No mês de março, concluí um curso em “Psicologia e Relações Raciais” pelo Instituto AMMA Psiquê e Negritude e o tema do meu grupo de Reflexão Crítica foi “Perspectivas da Sexualidade em Corpos Negros”, cuja orientação foi dada pela querida Profª. Drª. Clélia Prestes. Compartilho então, neste precioso espaço desta Casa, que é minha, que é nossa, uma vinheta da minha contribuição para este trabalho final, após esse potente percurso de muito aprendizado e troca!  

 

“O tema ‘afetividade/sexualidade’ me é muito precioso por diversos motivos. Ao longo de minha trajetória profissional, como psicóloga, atuante no Sistema Único de Saúde, trabalhei em um serviço de referência com pessoas vivendo com hiv/aids e, dentro desse serviço, tive muitas oportunidades de compor projetos com equipes engajadas em ofertar o melhor cuidado e a melhor assistência a essas pessoas. E foi nesse lugar que meu interesse por esse campo se aflorou, principalmente no que diz respeito ao direito a ter uma vida sexual segura, livre e prazerosa, quando se é alguém que vive com uma doença sexualmente transmissível que, socialmente, lhe dá um lugar dentro das dinâmicas relacionais de afeto, como se ter o diagnóstico soropositivo para hiv, por exemplo, anulasse a chance de uma pessoa ser amada, ser escolhida, ser desejada por outra pessoa soronegativa para esse mesmo diagnóstico. Meu questionamento e, posso dizer, incômodo naquela época (e ainda hoje) era de pensar no campo do direito: Que direito uma pessoa perde de não performar em plenitude sua vida sexual/afetiva por ter um diagnóstico soropositivo para uma ist? Por que seu valor tende a diminuir, no campo relacional, por ela ter uma enfermidade? Quem limita esse horizonte?

E essas mesmas questões, em cruzamento com outros marcadores, são as que me trouxeram para esse grupo. Qual direito ao afeto, ao sexo livre e prazeroso é garantido aos corpos negros? Nós temos esses direitos? Ou eles continuam sendo histórica e socialmente negados?

· · · · · · ·

#### [Instruções]
• 1. Reescreva o relato sobre afetividade e sexualidade de "E essas mesmas" a "e socialmente negados?", trocando "grupo" por "coletivo".
• 2. Segundo o relato sobre afetividade e sexualidade, com que pessoas a psicóloga trabalhou no serviço de referência?
• 3. Prossiga com o relato sobre afetividade e sexualidade a partir da última frase apresentada.

· · · · · · ·

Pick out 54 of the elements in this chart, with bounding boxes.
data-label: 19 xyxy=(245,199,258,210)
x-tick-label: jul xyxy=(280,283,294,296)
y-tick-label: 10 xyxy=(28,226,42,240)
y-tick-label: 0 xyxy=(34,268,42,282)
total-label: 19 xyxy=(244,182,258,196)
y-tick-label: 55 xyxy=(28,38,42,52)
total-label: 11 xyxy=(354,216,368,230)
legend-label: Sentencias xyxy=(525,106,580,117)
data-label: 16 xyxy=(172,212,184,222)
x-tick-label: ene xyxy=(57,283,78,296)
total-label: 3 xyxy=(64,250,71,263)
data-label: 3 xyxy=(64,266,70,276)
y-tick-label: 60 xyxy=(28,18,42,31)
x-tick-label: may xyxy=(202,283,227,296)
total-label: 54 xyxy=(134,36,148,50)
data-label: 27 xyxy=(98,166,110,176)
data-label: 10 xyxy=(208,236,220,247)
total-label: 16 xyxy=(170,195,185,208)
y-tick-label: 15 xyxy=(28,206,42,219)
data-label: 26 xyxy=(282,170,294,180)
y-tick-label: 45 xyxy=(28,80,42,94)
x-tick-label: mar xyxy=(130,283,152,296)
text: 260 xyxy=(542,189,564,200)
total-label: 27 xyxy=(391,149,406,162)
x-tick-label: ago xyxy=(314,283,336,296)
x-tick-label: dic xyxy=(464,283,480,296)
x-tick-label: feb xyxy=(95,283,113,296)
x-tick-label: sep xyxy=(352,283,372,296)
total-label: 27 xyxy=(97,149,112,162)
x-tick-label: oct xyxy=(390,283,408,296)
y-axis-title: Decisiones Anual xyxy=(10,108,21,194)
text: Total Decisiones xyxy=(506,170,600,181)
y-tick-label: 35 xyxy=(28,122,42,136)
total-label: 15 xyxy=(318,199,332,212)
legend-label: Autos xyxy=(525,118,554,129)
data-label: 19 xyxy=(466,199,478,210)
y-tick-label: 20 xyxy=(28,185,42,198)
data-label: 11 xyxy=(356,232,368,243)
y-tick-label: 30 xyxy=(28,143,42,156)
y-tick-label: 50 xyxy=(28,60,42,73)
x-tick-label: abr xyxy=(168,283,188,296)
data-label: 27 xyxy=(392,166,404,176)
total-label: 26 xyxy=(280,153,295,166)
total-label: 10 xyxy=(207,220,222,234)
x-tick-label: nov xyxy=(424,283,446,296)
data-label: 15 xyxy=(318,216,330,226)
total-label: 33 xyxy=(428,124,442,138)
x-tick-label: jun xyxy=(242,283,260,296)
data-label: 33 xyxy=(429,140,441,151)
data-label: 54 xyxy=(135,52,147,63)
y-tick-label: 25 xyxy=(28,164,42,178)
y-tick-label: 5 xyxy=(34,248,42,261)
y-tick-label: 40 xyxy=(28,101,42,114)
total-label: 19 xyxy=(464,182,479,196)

· · · · · · ·

#### [Respostas por item]
• 1.
E essas mesmas questões, em cruzamento com outros marcadores, são as que me trouxeram para esse coletivo. Qual direito ao afeto, ao sexo livre e prazeroso é garantido aos corpos negros? Nós temos esses direitos? Ou eles continuam sendo histórica e socialmente negados?

• 2. Com pessoas vivendo com hiv/aids.

• 3.
Além dessas questões, outras me atravessam, por ser uma mulher cisgênera, preta, periférica, lésbica, gorda. A minha experiência afetiva e sexual carrega os reflexos desses grupos os quais pertenço. Vivo em uma sociedade onde corpos como o meu não encontram terra fértil para plantar, semear e colher afeto. Sou cercada de pessoas que, invariavelmente, olham para mim e identificam os limites de até onde eu deveria me permitir chegar no campo afetivo/sexual (quiçá, os demais). Vivo em uma sociedade onde é impossível a corpos pretos alguma imunidade às práticas racistas direcionadas cotidianamente a esses corpos, sejam elas escancaradas, sejam elas sutis. Esse reconhecimento não é uma análise inundada de autocomiseração. Esse reconhecimento é um instinto de autopreservação e foi necessário para construir meu autoamor, porque sem ele, provavelmente, eu não estaria aqui, cheia de potência de vida e de trabalho, compondo esse grupo, dividindo essa reflexão.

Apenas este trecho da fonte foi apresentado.